Material for this exercise ->
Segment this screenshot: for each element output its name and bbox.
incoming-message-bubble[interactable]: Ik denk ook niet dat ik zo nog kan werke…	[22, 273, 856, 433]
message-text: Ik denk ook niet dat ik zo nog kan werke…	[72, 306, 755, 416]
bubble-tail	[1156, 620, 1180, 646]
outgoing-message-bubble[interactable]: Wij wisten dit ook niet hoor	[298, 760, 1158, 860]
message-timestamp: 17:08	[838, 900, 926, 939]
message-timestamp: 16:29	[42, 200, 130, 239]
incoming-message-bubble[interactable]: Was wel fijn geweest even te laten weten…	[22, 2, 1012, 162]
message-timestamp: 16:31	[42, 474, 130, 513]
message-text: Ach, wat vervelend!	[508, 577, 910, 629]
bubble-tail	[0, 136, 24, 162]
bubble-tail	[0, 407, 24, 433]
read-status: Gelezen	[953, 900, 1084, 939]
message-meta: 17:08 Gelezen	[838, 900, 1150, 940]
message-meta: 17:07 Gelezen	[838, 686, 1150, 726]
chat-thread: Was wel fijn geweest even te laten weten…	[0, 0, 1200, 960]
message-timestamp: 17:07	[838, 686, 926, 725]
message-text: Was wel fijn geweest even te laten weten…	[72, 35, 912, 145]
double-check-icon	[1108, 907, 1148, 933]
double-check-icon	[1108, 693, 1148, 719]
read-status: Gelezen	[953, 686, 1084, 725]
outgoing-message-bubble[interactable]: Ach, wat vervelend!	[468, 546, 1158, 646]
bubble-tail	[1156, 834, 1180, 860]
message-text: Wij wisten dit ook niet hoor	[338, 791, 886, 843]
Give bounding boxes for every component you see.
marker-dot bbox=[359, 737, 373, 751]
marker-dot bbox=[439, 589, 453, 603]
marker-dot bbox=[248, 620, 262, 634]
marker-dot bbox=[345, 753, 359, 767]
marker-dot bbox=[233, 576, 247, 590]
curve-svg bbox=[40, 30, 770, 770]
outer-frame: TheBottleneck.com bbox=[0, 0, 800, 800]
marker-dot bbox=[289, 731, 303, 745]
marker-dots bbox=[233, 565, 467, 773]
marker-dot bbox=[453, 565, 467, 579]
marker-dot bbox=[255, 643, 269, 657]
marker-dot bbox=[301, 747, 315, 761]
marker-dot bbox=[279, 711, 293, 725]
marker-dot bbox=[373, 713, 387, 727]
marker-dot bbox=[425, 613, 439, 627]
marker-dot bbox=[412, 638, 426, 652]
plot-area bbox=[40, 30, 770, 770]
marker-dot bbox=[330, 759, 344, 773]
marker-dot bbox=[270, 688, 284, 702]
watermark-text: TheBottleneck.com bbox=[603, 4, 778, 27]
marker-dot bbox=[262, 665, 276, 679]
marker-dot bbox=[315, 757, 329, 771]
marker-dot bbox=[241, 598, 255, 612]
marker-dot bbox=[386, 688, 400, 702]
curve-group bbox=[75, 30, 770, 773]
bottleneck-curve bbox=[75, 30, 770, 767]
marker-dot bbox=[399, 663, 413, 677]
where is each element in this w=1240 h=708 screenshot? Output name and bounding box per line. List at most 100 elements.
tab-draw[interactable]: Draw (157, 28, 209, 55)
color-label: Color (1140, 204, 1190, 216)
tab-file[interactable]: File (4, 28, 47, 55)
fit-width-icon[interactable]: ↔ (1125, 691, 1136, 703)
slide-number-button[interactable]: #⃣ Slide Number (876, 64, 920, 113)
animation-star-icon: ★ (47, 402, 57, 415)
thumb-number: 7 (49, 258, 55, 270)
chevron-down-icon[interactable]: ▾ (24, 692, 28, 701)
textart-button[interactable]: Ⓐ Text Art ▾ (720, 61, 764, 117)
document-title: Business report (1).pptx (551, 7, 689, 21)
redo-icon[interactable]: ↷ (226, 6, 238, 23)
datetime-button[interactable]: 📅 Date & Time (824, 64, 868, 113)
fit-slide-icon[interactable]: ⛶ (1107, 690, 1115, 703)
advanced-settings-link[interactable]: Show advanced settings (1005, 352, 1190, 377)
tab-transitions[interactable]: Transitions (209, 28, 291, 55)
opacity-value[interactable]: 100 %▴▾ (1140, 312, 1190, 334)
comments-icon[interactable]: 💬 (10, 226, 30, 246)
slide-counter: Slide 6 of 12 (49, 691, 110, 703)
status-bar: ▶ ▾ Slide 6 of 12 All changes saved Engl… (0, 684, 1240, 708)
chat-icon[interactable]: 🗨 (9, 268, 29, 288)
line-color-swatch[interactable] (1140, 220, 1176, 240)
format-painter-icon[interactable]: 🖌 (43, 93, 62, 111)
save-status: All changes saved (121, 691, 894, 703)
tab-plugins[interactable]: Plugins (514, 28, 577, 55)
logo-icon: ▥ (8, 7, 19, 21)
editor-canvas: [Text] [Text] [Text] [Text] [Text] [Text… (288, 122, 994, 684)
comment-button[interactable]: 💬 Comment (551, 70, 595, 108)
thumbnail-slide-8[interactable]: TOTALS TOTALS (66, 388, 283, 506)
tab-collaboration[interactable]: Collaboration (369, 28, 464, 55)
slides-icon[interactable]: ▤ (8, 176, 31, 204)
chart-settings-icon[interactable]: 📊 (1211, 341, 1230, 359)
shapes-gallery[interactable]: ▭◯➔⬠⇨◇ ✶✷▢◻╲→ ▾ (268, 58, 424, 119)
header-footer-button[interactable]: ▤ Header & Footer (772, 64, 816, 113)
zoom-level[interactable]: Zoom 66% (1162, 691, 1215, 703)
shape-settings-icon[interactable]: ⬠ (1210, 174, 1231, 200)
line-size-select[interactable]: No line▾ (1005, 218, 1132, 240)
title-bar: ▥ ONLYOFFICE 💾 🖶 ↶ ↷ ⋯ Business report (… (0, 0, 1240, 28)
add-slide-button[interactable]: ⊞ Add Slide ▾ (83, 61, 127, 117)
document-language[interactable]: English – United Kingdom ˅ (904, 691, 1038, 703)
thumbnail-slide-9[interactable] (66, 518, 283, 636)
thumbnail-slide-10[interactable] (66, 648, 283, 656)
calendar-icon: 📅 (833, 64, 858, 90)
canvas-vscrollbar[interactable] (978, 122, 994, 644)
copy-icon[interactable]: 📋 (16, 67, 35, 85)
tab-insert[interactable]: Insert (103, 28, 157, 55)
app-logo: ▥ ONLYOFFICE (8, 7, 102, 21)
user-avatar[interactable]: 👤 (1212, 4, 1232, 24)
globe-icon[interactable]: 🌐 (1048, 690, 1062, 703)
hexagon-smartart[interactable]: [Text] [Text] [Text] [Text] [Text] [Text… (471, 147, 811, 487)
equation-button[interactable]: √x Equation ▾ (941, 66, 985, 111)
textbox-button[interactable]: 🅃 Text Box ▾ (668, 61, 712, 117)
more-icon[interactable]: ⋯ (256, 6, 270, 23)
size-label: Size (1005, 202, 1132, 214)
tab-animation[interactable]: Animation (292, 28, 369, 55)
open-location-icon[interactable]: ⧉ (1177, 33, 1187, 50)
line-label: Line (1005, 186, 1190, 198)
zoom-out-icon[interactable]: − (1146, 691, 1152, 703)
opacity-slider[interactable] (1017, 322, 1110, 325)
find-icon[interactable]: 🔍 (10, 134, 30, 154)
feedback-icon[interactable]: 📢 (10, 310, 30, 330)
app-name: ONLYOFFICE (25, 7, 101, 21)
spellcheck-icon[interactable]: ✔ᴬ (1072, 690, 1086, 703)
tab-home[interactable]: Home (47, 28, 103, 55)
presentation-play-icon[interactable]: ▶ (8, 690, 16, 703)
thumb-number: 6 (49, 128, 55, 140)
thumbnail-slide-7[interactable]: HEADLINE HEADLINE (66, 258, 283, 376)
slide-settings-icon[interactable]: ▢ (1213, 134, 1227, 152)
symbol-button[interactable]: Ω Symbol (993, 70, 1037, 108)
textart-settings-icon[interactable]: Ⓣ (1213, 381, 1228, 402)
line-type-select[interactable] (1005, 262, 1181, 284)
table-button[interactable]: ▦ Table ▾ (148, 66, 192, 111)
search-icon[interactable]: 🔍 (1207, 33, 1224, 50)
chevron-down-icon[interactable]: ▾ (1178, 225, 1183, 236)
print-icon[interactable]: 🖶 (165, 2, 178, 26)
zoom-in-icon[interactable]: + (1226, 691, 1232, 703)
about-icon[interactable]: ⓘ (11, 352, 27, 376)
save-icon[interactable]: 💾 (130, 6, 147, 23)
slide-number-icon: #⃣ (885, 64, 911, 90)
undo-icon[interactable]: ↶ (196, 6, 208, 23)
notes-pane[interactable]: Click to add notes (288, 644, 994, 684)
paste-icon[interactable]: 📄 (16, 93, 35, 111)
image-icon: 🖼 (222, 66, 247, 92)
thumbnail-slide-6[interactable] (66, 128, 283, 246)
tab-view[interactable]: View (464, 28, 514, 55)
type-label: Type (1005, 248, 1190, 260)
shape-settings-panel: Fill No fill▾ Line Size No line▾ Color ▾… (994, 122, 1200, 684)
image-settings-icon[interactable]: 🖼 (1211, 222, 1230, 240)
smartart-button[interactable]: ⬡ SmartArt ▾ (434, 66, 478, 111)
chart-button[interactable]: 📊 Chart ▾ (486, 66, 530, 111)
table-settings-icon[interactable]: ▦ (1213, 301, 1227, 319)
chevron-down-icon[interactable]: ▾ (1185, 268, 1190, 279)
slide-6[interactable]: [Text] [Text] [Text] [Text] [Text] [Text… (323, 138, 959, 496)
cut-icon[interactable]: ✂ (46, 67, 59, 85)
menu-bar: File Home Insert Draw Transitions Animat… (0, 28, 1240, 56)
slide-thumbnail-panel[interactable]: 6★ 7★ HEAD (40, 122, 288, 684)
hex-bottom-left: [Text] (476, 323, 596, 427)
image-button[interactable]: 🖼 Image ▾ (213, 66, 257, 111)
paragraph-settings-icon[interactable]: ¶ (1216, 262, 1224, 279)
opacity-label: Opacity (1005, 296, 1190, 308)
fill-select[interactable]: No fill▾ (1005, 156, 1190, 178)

Task directions ->
From the rows above, pull out each line that contains the string "bubble". Treat uppercase and lowercase letters as different.

Response to this task ->
incoming-message-bubble[interactable]: Ik denk ook niet dat ik zo nog kan werke…	[22, 273, 856, 433]
bubble-tail	[1156, 620, 1180, 646]
outgoing-message-bubble[interactable]: Wij wisten dit ook niet hoor	[298, 760, 1158, 860]
incoming-message-bubble[interactable]: Was wel fijn geweest even te laten weten…	[22, 2, 1012, 162]
bubble-tail	[0, 136, 24, 162]
bubble-tail	[0, 407, 24, 433]
outgoing-message-bubble[interactable]: Ach, wat vervelend!	[468, 546, 1158, 646]
bubble-tail	[1156, 834, 1180, 860]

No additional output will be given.